----- DATA TO PROCESS -----

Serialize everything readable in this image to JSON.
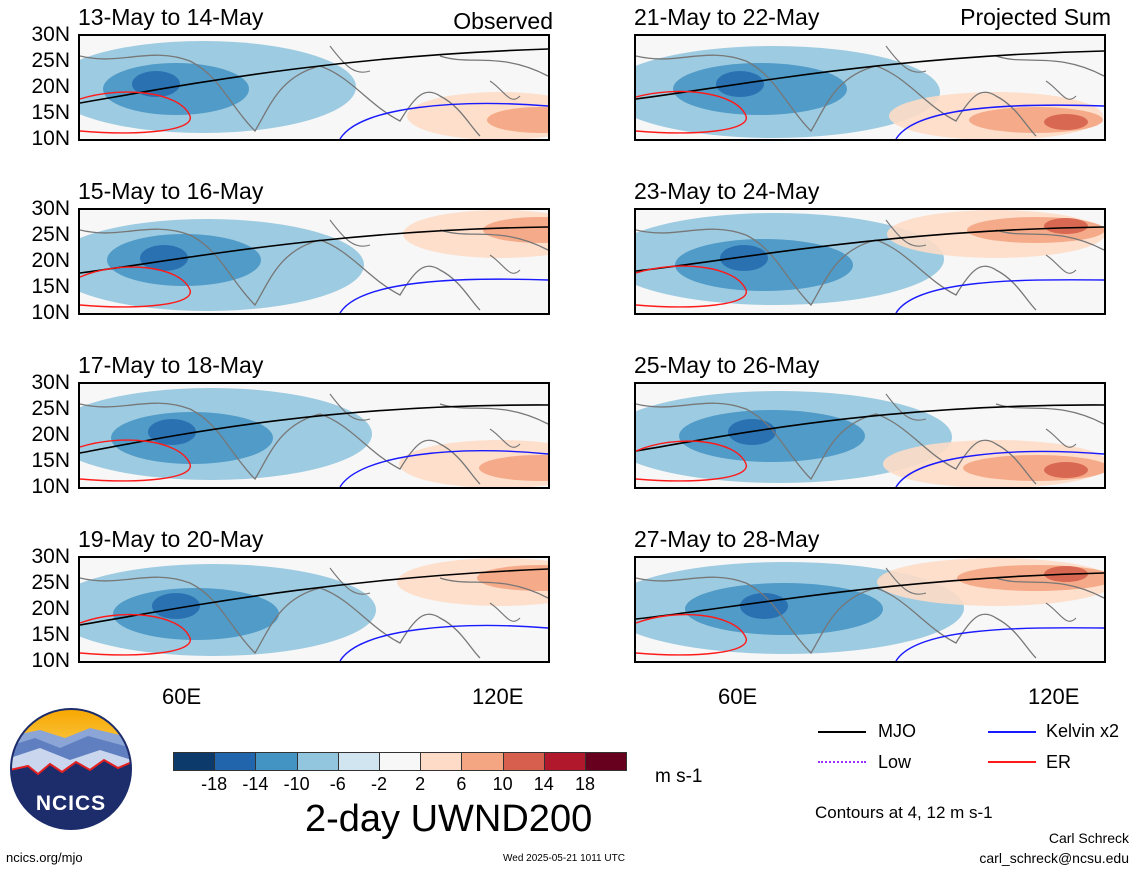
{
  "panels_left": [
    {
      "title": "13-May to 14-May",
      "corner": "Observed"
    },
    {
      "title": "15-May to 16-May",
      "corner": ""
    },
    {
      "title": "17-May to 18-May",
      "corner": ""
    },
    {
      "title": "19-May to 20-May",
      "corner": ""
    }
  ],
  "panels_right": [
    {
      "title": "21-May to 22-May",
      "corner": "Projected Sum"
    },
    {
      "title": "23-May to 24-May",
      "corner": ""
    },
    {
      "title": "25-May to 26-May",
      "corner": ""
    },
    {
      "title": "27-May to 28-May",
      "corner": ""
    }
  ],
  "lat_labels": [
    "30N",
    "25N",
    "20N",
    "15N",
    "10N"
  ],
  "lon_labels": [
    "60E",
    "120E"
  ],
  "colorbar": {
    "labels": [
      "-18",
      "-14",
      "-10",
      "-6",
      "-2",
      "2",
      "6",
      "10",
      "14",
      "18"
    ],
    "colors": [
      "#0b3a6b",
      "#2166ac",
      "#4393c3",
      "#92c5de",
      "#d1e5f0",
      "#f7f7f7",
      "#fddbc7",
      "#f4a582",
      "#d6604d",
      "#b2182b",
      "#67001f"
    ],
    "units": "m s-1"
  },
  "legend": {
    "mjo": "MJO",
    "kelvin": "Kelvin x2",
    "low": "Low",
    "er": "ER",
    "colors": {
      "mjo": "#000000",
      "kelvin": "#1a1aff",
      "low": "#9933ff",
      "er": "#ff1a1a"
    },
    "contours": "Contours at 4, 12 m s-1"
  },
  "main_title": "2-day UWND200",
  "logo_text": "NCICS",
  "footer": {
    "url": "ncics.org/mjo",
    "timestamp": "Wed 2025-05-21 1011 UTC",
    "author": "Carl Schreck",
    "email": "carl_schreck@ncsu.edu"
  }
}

-----
----- DATA TO PROCESS -----

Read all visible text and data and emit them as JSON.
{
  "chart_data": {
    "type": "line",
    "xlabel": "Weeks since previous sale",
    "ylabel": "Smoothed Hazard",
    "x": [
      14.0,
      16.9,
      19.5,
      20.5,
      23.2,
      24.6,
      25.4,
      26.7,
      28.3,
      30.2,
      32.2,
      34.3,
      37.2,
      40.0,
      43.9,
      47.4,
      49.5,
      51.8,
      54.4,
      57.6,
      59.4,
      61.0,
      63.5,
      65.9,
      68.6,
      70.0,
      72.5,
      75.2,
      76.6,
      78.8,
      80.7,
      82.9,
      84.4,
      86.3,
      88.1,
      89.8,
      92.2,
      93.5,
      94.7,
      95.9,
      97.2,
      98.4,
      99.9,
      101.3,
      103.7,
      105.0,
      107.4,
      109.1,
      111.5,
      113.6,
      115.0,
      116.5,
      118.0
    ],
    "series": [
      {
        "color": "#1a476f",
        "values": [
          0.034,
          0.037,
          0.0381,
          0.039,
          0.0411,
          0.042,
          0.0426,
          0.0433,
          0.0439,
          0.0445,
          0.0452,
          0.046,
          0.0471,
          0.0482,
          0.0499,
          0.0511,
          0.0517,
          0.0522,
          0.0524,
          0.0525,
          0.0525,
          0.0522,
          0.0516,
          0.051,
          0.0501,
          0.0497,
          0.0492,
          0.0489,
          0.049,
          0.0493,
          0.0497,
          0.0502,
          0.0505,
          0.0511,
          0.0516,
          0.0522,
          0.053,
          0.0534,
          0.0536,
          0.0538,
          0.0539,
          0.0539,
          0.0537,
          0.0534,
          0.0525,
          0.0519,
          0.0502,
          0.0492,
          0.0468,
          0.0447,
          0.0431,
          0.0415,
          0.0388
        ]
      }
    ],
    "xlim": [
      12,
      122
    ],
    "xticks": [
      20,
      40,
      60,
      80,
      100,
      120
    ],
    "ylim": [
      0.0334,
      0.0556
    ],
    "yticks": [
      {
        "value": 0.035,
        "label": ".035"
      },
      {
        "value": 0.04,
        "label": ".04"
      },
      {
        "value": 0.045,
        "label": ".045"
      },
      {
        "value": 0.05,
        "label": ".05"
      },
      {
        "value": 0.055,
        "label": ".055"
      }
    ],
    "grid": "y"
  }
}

-----
----- DATA TO PROCESS -----

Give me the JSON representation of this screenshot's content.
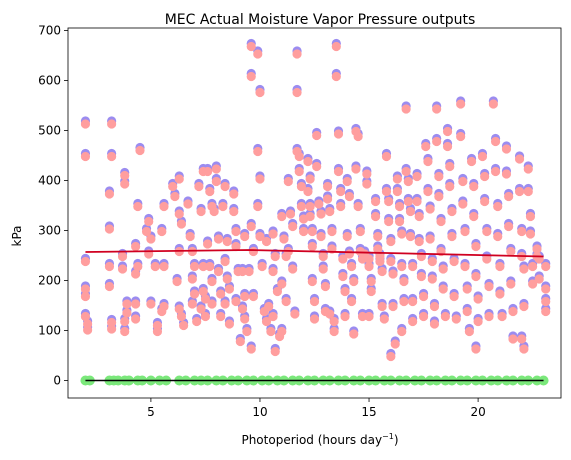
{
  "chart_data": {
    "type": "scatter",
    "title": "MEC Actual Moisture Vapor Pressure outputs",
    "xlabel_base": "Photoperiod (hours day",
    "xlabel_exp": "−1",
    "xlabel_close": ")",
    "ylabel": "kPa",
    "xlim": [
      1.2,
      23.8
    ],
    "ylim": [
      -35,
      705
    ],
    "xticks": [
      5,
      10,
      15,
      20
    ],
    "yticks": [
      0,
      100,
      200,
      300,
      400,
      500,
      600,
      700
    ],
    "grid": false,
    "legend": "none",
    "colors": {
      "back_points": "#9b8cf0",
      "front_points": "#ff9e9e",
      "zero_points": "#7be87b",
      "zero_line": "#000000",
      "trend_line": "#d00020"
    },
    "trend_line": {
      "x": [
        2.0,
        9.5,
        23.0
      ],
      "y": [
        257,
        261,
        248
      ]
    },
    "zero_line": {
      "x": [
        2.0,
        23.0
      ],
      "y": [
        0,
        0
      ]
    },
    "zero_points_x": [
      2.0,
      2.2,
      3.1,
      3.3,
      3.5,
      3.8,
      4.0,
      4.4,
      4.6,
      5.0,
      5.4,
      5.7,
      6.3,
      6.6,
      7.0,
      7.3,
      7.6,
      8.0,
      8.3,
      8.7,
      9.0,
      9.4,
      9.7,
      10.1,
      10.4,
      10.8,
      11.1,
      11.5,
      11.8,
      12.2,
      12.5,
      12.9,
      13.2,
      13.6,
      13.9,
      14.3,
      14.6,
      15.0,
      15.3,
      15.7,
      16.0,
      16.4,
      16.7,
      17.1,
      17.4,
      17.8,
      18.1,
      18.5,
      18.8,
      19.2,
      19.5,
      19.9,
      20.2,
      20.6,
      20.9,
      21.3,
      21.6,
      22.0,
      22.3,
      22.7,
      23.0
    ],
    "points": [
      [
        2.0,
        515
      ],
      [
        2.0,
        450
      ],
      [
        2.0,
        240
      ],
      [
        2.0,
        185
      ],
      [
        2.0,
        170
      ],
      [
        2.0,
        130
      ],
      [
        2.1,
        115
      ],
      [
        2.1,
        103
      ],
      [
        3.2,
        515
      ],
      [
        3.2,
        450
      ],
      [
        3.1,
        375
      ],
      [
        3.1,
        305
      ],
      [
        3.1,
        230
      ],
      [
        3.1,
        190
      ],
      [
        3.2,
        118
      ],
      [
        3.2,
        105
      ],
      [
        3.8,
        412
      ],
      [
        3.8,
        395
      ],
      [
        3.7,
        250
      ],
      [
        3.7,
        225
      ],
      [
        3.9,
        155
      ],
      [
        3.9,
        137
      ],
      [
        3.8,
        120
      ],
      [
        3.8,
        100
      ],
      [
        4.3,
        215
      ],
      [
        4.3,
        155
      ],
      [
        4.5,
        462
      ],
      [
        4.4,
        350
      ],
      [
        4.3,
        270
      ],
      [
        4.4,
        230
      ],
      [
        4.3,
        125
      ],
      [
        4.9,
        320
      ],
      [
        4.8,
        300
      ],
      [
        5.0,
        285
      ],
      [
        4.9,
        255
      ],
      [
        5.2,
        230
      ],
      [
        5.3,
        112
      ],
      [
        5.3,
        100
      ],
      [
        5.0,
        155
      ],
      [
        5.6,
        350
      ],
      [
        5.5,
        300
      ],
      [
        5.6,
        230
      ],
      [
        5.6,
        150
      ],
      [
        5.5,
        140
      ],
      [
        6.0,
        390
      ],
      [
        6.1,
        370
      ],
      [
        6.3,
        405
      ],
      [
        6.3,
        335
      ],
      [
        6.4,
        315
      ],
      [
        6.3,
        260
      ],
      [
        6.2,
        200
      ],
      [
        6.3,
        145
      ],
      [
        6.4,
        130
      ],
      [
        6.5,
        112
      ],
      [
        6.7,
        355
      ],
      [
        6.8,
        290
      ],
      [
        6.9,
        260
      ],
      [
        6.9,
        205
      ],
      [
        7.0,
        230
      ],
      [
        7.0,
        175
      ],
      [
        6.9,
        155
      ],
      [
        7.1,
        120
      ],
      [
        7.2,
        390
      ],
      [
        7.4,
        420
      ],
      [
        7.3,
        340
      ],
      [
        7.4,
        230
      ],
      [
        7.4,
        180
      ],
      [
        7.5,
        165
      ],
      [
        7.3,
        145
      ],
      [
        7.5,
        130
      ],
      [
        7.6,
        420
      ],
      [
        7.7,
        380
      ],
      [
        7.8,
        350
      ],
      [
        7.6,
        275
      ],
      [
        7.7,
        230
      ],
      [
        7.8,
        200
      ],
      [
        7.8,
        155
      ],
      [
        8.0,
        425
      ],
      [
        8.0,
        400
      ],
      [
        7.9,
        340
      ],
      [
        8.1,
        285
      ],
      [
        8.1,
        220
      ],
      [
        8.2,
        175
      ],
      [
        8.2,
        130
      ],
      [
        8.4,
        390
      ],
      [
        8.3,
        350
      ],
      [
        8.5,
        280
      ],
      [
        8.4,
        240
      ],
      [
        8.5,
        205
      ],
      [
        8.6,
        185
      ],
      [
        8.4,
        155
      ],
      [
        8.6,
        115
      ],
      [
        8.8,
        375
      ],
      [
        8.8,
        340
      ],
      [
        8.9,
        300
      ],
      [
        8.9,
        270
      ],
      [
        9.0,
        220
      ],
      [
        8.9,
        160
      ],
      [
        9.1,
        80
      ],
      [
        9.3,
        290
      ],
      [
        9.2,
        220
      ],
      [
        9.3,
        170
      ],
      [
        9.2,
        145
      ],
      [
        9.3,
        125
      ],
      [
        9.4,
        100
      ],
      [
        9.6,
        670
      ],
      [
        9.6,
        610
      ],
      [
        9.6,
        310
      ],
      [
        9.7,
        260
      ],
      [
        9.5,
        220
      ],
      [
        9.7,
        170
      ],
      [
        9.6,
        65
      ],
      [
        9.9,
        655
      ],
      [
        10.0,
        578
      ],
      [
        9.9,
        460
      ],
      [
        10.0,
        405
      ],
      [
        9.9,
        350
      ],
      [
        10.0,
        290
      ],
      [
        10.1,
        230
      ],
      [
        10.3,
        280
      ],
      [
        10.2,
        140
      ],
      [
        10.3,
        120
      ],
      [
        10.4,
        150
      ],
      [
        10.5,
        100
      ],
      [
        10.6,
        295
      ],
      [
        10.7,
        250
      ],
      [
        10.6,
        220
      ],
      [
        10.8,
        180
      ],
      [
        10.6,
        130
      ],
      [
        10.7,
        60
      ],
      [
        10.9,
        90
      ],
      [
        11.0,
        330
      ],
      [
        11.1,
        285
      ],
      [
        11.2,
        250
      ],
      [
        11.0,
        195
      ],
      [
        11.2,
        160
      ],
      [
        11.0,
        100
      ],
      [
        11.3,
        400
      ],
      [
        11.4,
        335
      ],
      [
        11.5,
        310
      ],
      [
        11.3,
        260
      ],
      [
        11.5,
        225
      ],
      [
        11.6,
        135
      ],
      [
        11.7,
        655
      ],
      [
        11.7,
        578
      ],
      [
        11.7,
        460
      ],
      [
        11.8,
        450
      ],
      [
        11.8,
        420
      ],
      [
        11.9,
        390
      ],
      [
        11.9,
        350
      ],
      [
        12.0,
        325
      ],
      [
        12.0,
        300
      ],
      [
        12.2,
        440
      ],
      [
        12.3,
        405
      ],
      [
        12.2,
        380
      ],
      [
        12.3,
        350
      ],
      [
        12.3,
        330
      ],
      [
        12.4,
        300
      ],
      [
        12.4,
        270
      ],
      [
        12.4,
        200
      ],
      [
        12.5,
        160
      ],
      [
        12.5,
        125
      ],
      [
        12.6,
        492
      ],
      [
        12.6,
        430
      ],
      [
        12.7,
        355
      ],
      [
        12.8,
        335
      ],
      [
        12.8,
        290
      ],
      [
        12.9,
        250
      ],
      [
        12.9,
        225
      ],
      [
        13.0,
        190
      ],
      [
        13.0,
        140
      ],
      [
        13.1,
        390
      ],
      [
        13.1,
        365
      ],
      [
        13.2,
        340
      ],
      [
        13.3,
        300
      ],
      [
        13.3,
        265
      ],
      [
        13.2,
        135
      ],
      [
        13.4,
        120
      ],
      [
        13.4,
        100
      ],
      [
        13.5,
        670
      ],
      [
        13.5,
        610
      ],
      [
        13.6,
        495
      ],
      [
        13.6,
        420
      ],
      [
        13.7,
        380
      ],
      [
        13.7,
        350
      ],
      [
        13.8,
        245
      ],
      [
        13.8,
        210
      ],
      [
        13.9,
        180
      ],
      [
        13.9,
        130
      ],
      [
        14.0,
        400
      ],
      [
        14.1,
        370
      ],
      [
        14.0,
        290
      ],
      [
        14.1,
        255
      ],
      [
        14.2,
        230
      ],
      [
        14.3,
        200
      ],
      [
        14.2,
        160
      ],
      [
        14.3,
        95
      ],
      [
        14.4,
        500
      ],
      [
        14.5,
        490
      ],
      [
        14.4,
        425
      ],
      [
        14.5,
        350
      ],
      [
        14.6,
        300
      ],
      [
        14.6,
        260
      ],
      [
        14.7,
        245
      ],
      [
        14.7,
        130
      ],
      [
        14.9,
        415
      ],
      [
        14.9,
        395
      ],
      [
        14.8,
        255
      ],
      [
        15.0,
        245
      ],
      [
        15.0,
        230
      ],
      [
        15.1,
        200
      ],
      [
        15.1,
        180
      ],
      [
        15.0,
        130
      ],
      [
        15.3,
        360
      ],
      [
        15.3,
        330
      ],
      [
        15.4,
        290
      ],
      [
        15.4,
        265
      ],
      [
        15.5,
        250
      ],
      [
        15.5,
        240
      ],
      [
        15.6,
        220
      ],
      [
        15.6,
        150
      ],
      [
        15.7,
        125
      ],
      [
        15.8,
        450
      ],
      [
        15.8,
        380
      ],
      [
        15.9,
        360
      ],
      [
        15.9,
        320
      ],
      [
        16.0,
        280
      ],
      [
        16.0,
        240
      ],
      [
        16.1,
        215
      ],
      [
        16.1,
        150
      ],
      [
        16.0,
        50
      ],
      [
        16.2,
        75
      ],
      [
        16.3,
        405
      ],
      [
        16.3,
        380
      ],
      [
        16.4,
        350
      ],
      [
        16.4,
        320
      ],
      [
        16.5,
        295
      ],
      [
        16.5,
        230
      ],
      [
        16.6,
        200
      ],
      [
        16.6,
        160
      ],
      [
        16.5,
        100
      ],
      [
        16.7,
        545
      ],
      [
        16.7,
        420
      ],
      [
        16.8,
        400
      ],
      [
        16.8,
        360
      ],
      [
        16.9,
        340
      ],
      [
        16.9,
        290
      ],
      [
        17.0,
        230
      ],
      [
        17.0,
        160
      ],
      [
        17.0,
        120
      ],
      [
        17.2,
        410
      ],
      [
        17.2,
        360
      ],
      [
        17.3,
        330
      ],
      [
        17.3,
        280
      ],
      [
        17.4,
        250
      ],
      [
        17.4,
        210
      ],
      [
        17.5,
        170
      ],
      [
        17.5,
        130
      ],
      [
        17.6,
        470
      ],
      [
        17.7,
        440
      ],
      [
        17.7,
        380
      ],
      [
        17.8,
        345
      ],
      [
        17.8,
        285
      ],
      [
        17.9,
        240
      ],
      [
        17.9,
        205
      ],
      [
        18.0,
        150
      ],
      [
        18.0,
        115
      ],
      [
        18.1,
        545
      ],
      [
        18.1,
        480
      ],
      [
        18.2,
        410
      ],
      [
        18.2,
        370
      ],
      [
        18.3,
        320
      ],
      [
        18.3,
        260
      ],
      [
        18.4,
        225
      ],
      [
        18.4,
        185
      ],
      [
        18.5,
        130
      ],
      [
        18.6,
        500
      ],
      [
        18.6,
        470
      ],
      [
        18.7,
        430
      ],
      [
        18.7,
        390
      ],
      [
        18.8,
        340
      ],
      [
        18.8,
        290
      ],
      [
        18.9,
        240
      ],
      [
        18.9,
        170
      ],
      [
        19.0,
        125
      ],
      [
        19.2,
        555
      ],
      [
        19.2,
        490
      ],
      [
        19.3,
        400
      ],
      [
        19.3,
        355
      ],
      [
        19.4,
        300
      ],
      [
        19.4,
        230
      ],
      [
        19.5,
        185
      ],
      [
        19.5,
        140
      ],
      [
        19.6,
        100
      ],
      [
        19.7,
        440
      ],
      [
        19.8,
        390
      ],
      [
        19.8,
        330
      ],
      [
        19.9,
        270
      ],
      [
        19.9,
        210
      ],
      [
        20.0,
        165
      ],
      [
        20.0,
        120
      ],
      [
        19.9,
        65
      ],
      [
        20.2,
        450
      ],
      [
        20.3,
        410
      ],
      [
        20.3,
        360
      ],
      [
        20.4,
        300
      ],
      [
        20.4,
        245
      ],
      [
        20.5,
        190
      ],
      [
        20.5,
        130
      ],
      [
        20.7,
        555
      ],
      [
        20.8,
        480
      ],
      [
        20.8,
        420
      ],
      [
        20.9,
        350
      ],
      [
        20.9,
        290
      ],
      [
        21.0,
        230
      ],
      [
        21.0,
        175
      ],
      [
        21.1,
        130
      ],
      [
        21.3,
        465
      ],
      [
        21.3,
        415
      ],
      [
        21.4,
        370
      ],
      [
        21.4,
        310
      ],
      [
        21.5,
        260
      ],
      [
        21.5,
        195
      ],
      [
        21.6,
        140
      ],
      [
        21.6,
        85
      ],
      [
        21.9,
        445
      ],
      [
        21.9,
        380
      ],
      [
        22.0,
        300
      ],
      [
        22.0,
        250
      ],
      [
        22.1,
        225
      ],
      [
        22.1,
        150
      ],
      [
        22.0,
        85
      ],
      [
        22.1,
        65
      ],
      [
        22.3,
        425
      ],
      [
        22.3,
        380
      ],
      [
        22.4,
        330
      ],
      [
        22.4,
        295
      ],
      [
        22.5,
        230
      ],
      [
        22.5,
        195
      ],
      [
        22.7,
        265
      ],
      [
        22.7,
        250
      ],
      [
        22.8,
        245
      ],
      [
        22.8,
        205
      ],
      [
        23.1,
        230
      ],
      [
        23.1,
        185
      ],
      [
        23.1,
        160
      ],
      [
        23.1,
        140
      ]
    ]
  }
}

-----

Search the entries for the word "this", then gather every line that has it.

Serialize everything readable in this image to JSON.
Give me the JSON representation of this screenshot's content.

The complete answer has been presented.